### Text shown
If a business is to succeed it needs customers if it has little or no customers it cannot survive alot of these airsoft shops are running sites too so if they dont get paid enough to keep it running you cant play there.

Ultimately that shop abroad doesnt provide you with the sites and services here they just sell you guns at an undermining price.

 

On the subject of niche versis basic services. No. Basic manufacturing and labouring is the legs to the captialsim pyramid without them noone can stand.

And as I've said - they'll get my business if they're cheaper/better value, or a better or unique product/service. UK companies do very few of these and many that rely solely on convenience are struggling to compete with imports or larger, more efficient companies (Amazon vs. basically every department store is a great example of this). There's nothing wrong with this (on the contrary, these services do provide a better quality of living - even if ever so slight - for millions of people, and that's why they spend there in the first place), but there are limitations for British business.

### Set tasks
1. In the text on airsoft shops and British business, what example shows convenience-reliant companies struggling against larger, more efficient ones?
2. Carry on the text about airsoft shops and British business, picking up after its final sentence.

### Provided data

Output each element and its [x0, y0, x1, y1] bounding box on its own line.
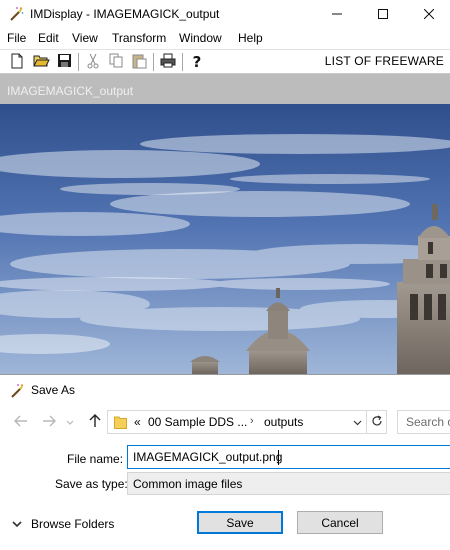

### Task-by-task results
1. Amazon versus basically every department store.

2.
 

Innovation isn't just making your product unique/objectively better (Rolls Royce engines, for example), but innovation through decreasing cost (imagine if your factory is automated and the one abroad isn't or if you simply have a better skilled management team). It's absolute nonsense that any customer should be relied upon to make any decision other than with their wallet. If you want to bring politics into your spending (i.e. 'buying British' or 'buying green' then go ahead). I've certainly spent more money on a product because I've wanted it to come from a renewable source. However, the fact is that the tide is always going to be against these purchases. People want value, and will always want value until they have the money to decide otherwise. On average they aren't going to spend a penny more than they have to for your product than they have to.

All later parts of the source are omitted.